Below are entries to be transcribed exactly; exclude the pictures from the copy.

(Rows from a figure dataset)
☆ ☆ ☆ ☆

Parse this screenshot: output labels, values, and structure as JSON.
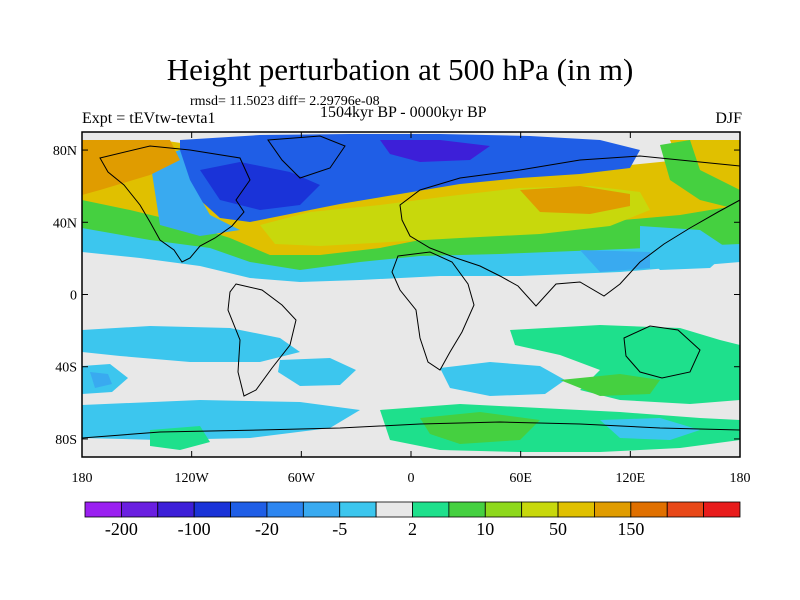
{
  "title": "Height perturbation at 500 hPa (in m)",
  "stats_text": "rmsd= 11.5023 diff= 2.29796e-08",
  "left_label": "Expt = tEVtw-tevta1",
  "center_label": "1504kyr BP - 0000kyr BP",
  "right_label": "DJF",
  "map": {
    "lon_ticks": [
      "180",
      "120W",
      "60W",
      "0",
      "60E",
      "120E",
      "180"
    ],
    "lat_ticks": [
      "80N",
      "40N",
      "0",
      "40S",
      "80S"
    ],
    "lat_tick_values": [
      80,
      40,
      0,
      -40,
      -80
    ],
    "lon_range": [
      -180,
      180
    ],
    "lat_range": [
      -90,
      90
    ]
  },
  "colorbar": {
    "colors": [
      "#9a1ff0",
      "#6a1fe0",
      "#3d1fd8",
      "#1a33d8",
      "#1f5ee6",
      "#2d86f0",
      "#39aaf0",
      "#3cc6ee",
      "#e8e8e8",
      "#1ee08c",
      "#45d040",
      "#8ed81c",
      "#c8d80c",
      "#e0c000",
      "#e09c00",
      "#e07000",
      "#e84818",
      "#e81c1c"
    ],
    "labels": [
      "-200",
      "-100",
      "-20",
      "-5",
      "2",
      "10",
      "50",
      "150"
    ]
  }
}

☆ ☆ ☆ ☆

### Output of the task
Parse this screenshot: output labels, values, and structure as JSON.
{
  "title": "Height perturbation at 500 hPa (in m)",
  "stats_text": "rmsd= 11.5023 diff= 2.29796e-08",
  "left_label": "Expt = tEVtw-tevta1",
  "center_label": "1504kyr BP - 0000kyr BP",
  "right_label": "DJF",
  "map": {
    "lon_ticks": [
      "180",
      "120W",
      "60W",
      "0",
      "60E",
      "120E",
      "180"
    ],
    "lat_ticks": [
      "80N",
      "40N",
      "0",
      "40S",
      "80S"
    ],
    "lat_tick_values": [
      80,
      40,
      0,
      -40,
      -80
    ],
    "lon_range": [
      -180,
      180
    ],
    "lat_range": [
      -90,
      90
    ]
  },
  "colorbar": {
    "colors": [
      "#9a1ff0",
      "#6a1fe0",
      "#3d1fd8",
      "#1a33d8",
      "#1f5ee6",
      "#2d86f0",
      "#39aaf0",
      "#3cc6ee",
      "#e8e8e8",
      "#1ee08c",
      "#45d040",
      "#8ed81c",
      "#c8d80c",
      "#e0c000",
      "#e09c00",
      "#e07000",
      "#e84818",
      "#e81c1c"
    ],
    "labels": [
      "-200",
      "-100",
      "-20",
      "-5",
      "2",
      "10",
      "50",
      "150"
    ]
  }
}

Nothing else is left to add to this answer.